Reading text:
Espionage! is a role-playing game published by Hero Games in 1983.

Description
Espionage! is a system of modern espionage rules that use the Hero System. The rulebook (64 pages) covers character creation, skills, combat (melee and firearms), vehicles and car chases, and a sample espionage organization, the CIA. "Merchants of Terror" (16 pages) is an introductory scenario in which the heroes must track down a stolen atom bomb.

Publication history
Espionage! was designed by George MacDonald and Steve Peterson, and was published in 1983 by Hero Games as a boxed set including a 64-page book, and a 16-page book, and dice.

This system was later updated and republished as Danger International.

Excerpted records:
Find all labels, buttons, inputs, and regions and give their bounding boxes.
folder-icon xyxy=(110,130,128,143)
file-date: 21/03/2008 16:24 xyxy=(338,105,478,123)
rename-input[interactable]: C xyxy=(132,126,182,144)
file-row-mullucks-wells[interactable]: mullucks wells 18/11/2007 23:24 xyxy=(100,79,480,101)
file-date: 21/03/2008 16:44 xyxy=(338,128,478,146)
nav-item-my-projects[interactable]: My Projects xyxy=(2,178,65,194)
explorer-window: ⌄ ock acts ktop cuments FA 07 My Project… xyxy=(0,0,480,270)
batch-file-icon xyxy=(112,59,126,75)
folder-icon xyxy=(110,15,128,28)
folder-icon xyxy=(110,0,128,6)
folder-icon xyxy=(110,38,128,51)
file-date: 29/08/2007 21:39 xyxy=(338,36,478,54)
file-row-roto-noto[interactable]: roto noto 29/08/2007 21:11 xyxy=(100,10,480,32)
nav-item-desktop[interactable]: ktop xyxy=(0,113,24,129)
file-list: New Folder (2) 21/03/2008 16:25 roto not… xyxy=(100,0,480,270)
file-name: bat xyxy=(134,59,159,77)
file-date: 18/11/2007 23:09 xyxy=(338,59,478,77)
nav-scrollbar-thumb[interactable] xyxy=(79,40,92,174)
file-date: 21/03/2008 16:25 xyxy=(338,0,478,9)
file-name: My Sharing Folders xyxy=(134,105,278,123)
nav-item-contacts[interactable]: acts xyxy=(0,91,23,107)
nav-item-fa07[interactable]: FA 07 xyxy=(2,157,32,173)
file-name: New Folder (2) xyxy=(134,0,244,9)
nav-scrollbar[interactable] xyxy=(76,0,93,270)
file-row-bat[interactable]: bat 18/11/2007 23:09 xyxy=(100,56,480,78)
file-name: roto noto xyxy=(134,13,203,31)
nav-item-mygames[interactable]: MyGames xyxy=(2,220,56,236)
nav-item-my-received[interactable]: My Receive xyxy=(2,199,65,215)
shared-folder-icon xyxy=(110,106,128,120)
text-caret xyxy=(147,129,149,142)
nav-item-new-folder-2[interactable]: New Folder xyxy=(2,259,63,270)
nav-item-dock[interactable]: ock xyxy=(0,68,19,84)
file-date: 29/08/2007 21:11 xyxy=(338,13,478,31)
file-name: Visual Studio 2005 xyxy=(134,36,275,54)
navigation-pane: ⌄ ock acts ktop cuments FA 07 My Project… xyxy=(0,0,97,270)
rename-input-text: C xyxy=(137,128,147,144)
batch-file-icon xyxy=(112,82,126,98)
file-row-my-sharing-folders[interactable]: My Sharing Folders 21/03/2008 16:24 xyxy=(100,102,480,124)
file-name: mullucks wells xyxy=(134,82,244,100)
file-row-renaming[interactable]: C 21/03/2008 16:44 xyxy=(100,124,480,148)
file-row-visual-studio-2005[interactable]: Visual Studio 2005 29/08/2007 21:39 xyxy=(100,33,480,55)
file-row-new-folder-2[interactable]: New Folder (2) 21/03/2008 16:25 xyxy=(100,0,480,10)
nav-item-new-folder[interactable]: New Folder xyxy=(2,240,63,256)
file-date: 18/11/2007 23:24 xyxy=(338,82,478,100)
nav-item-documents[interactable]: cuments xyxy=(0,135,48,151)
==
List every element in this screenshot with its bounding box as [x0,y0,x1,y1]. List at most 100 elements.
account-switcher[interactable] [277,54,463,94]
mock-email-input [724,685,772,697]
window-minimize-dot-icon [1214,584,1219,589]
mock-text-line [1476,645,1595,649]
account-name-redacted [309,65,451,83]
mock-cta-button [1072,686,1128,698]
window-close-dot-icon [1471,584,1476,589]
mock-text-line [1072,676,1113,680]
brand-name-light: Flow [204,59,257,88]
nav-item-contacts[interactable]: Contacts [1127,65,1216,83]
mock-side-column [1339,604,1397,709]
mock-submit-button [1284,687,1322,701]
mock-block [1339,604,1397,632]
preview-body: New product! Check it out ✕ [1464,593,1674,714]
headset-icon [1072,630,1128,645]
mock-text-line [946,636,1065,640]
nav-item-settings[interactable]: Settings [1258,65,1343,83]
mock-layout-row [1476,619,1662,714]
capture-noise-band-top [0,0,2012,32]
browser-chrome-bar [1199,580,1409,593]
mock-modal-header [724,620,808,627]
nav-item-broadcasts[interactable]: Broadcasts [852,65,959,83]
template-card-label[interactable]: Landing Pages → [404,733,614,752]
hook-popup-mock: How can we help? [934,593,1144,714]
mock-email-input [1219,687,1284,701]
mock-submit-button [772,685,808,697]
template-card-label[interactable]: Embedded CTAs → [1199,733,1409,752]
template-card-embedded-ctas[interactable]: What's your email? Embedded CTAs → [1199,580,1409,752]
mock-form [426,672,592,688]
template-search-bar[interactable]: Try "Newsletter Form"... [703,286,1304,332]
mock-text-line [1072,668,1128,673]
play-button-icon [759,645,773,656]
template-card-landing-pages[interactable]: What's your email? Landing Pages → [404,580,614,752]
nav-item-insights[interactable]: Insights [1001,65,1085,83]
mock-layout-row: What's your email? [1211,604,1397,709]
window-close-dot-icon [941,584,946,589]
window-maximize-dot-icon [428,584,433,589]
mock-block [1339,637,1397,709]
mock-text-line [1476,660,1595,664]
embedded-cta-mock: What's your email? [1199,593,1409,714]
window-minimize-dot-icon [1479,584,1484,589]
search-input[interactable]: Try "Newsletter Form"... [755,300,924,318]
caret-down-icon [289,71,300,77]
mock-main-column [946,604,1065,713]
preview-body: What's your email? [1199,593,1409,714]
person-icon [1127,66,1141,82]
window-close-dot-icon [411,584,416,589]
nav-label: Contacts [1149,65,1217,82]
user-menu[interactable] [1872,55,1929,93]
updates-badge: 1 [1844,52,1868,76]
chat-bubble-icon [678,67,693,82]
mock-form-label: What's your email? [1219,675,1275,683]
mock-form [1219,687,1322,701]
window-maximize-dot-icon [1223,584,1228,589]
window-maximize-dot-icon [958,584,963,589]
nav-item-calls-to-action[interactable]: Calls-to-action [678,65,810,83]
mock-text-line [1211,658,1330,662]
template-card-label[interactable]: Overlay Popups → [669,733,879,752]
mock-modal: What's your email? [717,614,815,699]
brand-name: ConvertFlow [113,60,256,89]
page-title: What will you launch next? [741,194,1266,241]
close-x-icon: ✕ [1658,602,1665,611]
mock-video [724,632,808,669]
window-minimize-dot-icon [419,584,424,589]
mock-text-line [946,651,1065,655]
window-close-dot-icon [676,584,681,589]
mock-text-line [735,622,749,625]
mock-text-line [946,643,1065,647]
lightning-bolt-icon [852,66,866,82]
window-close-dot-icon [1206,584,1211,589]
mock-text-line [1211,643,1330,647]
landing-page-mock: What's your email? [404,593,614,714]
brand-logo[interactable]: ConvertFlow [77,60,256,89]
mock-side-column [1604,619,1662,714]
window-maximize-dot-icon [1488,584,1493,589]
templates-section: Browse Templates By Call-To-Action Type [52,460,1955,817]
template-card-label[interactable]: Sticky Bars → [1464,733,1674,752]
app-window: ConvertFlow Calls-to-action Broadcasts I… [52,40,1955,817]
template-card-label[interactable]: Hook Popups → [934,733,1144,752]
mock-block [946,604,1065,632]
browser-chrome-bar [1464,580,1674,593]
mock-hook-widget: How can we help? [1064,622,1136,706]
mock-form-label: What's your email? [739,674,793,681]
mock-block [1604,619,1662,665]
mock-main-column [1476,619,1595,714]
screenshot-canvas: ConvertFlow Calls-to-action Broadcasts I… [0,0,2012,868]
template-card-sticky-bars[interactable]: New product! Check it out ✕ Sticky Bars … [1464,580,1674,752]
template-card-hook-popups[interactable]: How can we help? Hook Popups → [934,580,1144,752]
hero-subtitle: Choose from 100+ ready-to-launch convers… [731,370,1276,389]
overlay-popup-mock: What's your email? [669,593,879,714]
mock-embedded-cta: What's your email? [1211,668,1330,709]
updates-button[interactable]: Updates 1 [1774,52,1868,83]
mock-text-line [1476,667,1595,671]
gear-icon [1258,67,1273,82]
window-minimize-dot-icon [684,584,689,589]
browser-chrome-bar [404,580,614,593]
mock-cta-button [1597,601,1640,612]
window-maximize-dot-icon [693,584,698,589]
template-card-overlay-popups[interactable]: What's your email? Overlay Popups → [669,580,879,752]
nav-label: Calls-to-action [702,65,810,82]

Exercise set:
[1] Retype, character for character, the section of the entries that opens with the line containing "Find all labels, buttons, inputs, and" and closes with the line containing "file-name: bat xyxy=(134,59,159,77)", keeping both of those lines.
[2] Extend the article on the Espionage! role-playing game with new text that begins after its final sentence.
The entries and the article on the Espionage! role-playing game were taken from unrelated sources.

Per-task answers:
[1]
Find all labels, buttons, inputs, and regions and give their bounding boxes.
folder-icon xyxy=(110,130,128,143)
file-date: 21/03/2008 16:24 xyxy=(338,105,478,123)
rename-input[interactable]: C xyxy=(132,126,182,144)
file-row-mullucks-wells[interactable]: mullucks wells 18/11/2007 23:24 xyxy=(100,79,480,101)
file-date: 21/03/2008 16:44 xyxy=(338,128,478,146)
nav-item-my-projects[interactable]: My Projects xyxy=(2,178,65,194)
explorer-window: ⌄ ock acts ktop cuments FA 07 My Project… xyxy=(0,0,480,270)
batch-file-icon xyxy=(112,59,126,75)
folder-icon xyxy=(110,15,128,28)
folder-icon xyxy=(110,0,128,6)
folder-icon xyxy=(110,38,128,51)
file-date: 29/08/2007 21:39 xyxy=(338,36,478,54)
file-row-roto-noto[interactable]: roto noto 29/08/2007 21:11 xyxy=(100,10,480,32)
nav-item-desktop[interactable]: ktop xyxy=(0,113,24,129)
file-list: New Folder (2) 21/03/2008 16:25 roto not… xyxy=(100,0,480,270)
file-name: bat xyxy=(134,59,159,77)

[2]
Reception
W.G. Armintrout comparatively reviewed Top Secret, Espionage!, and Mercenaries, Spies and Private Eyes in Space Gamer No. 67. Armintrout commented that "Espionage! is the most complicated of the games, but once you master the rules I think it's the most satisfying of the three. It seems realistic. The parts that bog the game own are the turn phase rules (where all characters try to move at the same time) and the body/stun damage points rules (which work nicely but take time to allocate). The game also suffers from shoddy editing, with some rules left unclear and a lack of necessary examples. Nevertheless, I managed to figure it out and I'm going to keep playing it, if for no other reason than to try out the excellent CIA adventures I hope Hero Games will continue to produce."

Nick Davison reviewed Espionage for Imagine magazine, and stated that "This is a very good games system which is not as expensive as it seems given the full module included."

Marcus L. Rowland reviewed Espionage! for White Dwarf #54, giving it an overall rating of 8 out of 10, and stated that "I liked Espionage - it's easy to learn, fast, sensible, and has no obvious errors."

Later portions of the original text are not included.